Aim: Find each line with the word "Wohnungen" in it, then give the total alone.

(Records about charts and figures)

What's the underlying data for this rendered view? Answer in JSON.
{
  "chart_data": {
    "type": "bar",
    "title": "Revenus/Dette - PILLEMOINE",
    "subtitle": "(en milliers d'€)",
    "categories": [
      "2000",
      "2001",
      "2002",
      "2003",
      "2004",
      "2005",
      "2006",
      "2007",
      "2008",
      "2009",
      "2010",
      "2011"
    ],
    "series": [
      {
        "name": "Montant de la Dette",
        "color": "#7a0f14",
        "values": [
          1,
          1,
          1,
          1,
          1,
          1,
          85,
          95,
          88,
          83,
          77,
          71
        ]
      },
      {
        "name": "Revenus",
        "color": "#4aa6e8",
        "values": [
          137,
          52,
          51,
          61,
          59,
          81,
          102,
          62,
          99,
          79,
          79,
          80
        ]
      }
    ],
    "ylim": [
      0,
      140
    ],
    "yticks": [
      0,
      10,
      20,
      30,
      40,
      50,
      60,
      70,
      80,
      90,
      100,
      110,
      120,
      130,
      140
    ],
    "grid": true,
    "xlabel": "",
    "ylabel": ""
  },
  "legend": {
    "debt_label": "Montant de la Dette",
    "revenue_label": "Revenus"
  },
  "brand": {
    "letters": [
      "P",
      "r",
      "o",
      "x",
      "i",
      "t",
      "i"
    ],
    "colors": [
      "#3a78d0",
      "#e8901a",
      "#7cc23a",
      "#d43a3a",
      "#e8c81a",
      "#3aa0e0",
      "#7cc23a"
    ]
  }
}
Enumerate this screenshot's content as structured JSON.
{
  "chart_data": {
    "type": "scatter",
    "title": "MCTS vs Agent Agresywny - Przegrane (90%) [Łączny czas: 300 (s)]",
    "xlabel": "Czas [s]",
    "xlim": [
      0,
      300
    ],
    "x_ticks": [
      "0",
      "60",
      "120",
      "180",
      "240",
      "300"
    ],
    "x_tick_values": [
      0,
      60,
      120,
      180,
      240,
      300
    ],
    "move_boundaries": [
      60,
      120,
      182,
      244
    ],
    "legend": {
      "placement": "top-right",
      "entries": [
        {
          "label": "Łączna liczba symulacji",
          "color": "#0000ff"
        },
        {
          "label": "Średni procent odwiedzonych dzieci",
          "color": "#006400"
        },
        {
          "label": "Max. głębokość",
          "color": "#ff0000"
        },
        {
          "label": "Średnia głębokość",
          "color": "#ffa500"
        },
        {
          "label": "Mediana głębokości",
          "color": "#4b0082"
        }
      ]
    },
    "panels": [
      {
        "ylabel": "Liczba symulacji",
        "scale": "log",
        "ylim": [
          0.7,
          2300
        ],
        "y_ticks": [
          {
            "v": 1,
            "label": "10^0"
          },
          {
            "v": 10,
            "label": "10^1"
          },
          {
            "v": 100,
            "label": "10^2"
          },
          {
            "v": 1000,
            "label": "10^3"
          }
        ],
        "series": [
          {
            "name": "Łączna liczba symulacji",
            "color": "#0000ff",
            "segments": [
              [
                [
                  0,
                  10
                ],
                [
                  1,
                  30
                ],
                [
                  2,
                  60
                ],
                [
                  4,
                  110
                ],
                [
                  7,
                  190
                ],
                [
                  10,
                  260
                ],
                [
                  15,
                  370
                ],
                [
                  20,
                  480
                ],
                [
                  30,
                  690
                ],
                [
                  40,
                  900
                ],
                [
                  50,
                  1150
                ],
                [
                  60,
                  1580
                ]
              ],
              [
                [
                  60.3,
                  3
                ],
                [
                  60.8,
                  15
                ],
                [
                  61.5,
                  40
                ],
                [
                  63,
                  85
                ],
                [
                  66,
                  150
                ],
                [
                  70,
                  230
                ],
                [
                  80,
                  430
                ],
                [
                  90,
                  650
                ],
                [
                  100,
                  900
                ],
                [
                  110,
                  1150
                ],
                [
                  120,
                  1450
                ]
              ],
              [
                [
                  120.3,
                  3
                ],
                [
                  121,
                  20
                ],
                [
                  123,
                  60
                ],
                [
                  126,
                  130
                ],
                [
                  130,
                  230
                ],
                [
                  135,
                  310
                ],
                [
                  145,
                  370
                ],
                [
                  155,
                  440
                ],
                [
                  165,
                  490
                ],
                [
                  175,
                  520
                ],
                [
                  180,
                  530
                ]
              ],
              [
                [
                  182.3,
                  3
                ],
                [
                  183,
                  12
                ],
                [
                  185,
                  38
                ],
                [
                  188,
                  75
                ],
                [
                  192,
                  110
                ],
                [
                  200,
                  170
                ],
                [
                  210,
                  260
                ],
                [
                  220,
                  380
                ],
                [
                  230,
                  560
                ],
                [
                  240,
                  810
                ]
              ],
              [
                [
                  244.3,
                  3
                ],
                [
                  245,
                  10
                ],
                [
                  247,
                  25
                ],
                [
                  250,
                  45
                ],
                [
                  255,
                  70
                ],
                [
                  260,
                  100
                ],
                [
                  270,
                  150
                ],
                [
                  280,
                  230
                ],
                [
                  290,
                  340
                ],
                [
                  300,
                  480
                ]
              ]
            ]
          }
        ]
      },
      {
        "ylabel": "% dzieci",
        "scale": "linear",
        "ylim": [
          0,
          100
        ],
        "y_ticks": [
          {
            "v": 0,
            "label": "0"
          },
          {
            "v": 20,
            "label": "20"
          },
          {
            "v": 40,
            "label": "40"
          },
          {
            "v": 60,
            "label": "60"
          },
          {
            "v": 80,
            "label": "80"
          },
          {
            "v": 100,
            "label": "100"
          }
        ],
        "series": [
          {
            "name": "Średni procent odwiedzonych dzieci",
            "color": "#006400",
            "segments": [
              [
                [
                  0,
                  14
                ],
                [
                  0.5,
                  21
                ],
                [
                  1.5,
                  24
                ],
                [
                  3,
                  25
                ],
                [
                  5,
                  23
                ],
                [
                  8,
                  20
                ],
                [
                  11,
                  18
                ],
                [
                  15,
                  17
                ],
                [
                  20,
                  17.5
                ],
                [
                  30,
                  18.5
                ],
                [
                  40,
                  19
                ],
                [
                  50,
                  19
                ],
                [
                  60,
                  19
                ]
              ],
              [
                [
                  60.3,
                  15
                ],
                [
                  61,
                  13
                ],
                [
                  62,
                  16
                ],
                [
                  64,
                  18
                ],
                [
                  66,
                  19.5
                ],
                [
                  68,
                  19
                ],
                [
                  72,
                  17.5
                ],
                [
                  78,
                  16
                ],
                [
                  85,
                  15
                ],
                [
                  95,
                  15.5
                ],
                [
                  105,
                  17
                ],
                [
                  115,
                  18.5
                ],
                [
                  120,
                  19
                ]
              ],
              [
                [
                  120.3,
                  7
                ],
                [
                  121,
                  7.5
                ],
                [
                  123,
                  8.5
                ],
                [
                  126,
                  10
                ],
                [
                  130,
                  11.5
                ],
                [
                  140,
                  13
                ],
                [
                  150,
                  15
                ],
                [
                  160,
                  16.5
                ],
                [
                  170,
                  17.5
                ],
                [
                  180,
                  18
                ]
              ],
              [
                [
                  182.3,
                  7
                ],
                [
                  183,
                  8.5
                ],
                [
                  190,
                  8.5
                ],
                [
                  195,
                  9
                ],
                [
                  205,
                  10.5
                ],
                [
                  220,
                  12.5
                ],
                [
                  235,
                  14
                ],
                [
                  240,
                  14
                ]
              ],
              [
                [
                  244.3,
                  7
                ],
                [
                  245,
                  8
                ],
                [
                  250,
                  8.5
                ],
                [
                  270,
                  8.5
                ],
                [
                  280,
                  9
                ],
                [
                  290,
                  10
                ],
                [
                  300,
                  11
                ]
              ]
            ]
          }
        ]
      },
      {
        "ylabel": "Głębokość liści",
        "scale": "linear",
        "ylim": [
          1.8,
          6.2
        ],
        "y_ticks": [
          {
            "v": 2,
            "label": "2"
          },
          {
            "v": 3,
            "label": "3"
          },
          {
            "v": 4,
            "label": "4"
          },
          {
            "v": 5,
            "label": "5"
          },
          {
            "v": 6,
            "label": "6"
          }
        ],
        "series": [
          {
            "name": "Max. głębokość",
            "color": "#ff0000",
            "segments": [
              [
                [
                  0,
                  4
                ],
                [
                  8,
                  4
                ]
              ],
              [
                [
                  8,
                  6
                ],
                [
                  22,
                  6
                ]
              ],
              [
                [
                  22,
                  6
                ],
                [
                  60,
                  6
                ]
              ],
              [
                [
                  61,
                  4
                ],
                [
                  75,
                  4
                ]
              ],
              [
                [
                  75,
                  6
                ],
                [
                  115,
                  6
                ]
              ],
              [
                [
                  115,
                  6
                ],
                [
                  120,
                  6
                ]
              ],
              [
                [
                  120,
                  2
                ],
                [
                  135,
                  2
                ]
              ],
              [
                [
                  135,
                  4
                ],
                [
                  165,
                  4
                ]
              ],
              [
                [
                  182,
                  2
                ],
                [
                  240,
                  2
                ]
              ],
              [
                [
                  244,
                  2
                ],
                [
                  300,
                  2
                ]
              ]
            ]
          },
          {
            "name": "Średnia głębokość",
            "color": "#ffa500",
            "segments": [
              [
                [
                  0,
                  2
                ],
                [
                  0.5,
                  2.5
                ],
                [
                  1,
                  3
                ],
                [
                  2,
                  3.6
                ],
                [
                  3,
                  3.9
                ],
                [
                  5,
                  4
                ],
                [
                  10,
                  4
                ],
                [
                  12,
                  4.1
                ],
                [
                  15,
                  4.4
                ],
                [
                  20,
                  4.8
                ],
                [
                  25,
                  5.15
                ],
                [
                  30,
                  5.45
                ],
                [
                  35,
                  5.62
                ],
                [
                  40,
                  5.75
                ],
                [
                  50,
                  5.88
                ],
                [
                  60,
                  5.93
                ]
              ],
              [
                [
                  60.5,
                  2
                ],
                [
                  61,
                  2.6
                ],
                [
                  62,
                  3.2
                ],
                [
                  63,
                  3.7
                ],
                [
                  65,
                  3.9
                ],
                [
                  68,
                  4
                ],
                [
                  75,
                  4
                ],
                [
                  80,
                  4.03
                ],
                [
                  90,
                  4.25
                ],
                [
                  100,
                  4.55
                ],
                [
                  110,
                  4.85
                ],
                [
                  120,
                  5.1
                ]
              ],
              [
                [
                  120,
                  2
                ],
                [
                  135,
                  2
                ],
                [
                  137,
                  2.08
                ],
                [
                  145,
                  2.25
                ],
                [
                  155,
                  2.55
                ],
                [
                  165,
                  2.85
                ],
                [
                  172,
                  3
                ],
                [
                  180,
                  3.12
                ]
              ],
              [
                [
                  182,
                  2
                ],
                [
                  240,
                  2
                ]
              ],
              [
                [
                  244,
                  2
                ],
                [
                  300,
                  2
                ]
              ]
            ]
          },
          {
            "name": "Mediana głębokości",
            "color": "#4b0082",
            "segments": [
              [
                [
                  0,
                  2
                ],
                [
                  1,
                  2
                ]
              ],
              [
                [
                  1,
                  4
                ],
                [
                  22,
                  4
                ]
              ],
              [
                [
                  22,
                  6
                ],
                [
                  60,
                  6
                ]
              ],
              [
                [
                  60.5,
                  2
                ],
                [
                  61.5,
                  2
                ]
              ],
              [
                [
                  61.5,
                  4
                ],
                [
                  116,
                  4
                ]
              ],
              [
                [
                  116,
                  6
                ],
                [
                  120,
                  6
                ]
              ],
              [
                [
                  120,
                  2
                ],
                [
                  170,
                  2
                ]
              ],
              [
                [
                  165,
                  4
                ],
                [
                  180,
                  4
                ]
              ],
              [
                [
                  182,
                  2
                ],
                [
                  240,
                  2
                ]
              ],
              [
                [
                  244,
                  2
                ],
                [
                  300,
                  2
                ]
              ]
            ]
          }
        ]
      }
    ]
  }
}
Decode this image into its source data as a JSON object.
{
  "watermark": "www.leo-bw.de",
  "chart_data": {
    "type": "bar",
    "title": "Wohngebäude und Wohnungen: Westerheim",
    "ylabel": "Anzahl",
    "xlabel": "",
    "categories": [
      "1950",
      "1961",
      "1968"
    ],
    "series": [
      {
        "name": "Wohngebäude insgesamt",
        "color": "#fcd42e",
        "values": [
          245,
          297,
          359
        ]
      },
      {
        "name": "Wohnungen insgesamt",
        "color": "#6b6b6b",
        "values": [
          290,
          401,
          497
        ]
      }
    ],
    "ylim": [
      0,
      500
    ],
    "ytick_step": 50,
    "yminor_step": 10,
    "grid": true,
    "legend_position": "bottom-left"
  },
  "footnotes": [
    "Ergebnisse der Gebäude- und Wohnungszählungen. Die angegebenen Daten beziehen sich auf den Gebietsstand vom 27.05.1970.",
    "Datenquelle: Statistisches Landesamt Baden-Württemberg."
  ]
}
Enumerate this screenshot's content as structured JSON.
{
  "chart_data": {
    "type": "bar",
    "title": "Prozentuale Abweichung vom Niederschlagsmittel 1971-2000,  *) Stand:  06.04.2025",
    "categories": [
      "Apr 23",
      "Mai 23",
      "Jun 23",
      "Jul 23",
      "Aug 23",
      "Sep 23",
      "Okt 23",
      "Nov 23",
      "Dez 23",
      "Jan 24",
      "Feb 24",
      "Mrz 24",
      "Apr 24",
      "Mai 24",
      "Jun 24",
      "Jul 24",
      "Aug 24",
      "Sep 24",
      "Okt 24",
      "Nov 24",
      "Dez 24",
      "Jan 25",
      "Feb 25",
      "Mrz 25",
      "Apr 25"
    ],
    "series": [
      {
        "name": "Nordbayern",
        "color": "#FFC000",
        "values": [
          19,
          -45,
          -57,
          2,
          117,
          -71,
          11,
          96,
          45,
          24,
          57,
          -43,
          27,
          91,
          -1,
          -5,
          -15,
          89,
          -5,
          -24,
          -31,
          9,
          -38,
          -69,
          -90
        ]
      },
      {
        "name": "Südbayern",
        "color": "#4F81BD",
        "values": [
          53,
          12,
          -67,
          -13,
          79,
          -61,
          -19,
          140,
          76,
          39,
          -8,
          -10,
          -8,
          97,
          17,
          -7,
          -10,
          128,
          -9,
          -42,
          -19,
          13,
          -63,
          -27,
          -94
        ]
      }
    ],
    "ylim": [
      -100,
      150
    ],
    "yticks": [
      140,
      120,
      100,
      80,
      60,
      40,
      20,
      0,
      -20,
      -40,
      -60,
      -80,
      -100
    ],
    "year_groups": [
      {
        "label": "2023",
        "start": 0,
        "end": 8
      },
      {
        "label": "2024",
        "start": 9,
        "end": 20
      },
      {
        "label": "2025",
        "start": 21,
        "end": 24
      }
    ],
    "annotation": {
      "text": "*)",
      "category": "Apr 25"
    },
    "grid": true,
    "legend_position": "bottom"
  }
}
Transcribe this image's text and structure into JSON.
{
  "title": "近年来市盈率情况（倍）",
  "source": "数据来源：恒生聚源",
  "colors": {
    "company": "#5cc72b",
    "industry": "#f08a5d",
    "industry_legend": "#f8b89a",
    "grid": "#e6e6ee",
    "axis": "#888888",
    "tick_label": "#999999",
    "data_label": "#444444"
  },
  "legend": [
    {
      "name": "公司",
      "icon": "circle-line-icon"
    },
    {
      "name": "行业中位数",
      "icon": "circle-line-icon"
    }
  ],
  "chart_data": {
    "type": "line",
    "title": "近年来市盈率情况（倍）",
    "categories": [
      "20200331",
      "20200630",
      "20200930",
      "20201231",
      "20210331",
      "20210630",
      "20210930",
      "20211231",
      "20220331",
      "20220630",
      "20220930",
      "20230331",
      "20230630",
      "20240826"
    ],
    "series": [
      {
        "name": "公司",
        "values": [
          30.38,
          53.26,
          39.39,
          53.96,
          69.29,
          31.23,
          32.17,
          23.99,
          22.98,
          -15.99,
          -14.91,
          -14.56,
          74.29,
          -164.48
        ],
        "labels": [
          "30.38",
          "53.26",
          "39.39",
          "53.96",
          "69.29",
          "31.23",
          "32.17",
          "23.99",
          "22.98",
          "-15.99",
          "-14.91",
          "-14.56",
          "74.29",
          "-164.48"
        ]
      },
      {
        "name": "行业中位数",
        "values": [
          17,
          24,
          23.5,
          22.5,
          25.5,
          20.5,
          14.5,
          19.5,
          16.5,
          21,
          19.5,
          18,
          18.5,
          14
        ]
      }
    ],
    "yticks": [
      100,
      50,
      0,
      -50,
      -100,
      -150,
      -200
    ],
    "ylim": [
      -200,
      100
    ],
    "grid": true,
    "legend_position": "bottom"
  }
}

Output for this task: 2